* PROBLEM DESCRIPTION
Each entry needs to be restated exactly as written.

* SUPPLIED MATERIAL
(begin)

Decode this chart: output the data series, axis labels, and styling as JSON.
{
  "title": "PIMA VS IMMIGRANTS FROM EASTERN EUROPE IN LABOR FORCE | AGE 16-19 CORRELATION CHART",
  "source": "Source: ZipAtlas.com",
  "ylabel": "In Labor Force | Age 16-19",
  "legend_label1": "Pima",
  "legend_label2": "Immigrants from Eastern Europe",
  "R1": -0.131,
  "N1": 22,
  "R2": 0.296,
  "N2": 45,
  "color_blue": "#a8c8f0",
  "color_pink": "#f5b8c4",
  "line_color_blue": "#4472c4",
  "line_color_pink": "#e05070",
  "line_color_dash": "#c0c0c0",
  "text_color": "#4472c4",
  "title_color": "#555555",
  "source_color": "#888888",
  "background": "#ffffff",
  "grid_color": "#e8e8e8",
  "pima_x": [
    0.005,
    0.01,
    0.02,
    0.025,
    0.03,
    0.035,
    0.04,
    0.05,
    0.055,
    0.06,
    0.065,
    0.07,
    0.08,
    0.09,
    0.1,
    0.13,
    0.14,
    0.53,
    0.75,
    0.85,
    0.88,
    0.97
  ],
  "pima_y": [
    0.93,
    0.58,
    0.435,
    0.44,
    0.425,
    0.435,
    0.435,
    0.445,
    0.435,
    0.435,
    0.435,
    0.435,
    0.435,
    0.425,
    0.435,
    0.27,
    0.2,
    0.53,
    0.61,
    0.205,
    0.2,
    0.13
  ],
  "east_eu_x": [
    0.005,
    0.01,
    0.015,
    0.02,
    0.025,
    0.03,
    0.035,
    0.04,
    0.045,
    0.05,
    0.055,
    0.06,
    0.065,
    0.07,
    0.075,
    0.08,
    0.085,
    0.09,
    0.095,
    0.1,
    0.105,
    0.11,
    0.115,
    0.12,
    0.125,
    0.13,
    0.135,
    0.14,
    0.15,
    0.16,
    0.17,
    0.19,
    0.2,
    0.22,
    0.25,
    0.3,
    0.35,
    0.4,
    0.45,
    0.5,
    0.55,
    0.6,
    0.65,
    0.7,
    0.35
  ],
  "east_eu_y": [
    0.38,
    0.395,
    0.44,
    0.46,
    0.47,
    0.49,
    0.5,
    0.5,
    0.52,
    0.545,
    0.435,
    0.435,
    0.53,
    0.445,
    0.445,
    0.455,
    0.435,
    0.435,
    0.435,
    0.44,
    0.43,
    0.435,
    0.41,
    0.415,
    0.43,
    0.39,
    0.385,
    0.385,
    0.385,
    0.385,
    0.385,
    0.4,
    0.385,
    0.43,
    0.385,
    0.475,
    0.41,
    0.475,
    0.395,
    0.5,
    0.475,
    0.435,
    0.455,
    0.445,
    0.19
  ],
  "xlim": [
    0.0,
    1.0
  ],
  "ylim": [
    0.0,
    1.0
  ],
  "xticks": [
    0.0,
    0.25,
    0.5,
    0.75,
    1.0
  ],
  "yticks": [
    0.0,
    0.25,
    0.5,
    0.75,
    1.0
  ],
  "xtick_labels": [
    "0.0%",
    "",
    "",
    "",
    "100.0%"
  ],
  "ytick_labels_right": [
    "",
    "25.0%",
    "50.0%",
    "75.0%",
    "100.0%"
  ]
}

(end)

* WRITTEN ANSWER
Decode this chart: output the data series, axis labels, and styling as JSON.
{
  "title": "PIMA VS IMMIGRANTS FROM EASTERN EUROPE IN LABOR FORCE | AGE 16-19 CORRELATION CHART",
  "source": "Source: ZipAtlas.com",
  "ylabel": "In Labor Force | Age 16-19",
  "legend_label1": "Pima",
  "legend_label2": "Immigrants from Eastern Europe",
  "R1": -0.131,
  "N1": 22,
  "R2": 0.296,
  "N2": 45,
  "color_blue": "#a8c8f0",
  "color_pink": "#f5b8c4",
  "line_color_blue": "#4472c4",
  "line_color_pink": "#e05070",
  "line_color_dash": "#c0c0c0",
  "text_color": "#4472c4",
  "title_color": "#555555",
  "source_color": "#888888",
  "background": "#ffffff",
  "grid_color": "#e8e8e8",
  "pima_x": [
    0.005,
    0.01,
    0.02,
    0.025,
    0.03,
    0.035,
    0.04,
    0.05,
    0.055,
    0.06,
    0.065,
    0.07,
    0.08,
    0.09,
    0.1,
    0.13,
    0.14,
    0.53,
    0.75,
    0.85,
    0.88,
    0.97
  ],
  "pima_y": [
    0.93,
    0.58,
    0.435,
    0.44,
    0.425,
    0.435,
    0.435,
    0.445,
    0.435,
    0.435,
    0.435,
    0.435,
    0.435,
    0.425,
    0.435,
    0.27,
    0.2,
    0.53,
    0.61,
    0.205,
    0.2,
    0.13
  ],
  "east_eu_x": [
    0.005,
    0.01,
    0.015,
    0.02,
    0.025,
    0.03,
    0.035,
    0.04,
    0.045,
    0.05,
    0.055,
    0.06,
    0.065,
    0.07,
    0.075,
    0.08,
    0.085,
    0.09,
    0.095,
    0.1,
    0.105,
    0.11,
    0.115,
    0.12,
    0.125,
    0.13,
    0.135,
    0.14,
    0.15,
    0.16,
    0.17,
    0.19,
    0.2,
    0.22,
    0.25,
    0.3,
    0.35,
    0.4,
    0.45,
    0.5,
    0.55,
    0.6,
    0.65,
    0.7,
    0.35
  ],
  "east_eu_y": [
    0.38,
    0.395,
    0.44,
    0.46,
    0.47,
    0.49,
    0.5,
    0.5,
    0.52,
    0.545,
    0.435,
    0.435,
    0.53,
    0.445,
    0.445,
    0.455,
    0.435,
    0.435,
    0.435,
    0.44,
    0.43,
    0.435,
    0.41,
    0.415,
    0.43,
    0.39,
    0.385,
    0.385,
    0.385,
    0.385,
    0.385,
    0.4,
    0.385,
    0.43,
    0.385,
    0.475,
    0.41,
    0.475,
    0.395,
    0.5,
    0.475,
    0.435,
    0.455,
    0.445,
    0.19
  ],
  "xlim": [
    0.0,
    1.0
  ],
  "ylim": [
    0.0,
    1.0
  ],
  "xticks": [
    0.0,
    0.25,
    0.5,
    0.75,
    1.0
  ],
  "yticks": [
    0.0,
    0.25,
    0.5,
    0.75,
    1.0
  ],
  "xtick_labels": [
    "0.0%",
    "",
    "",
    "",
    "100.0%"
  ],
  "ytick_labels_right": [
    "",
    "25.0%",
    "50.0%",
    "75.0%",
    "100.0%"
  ]
}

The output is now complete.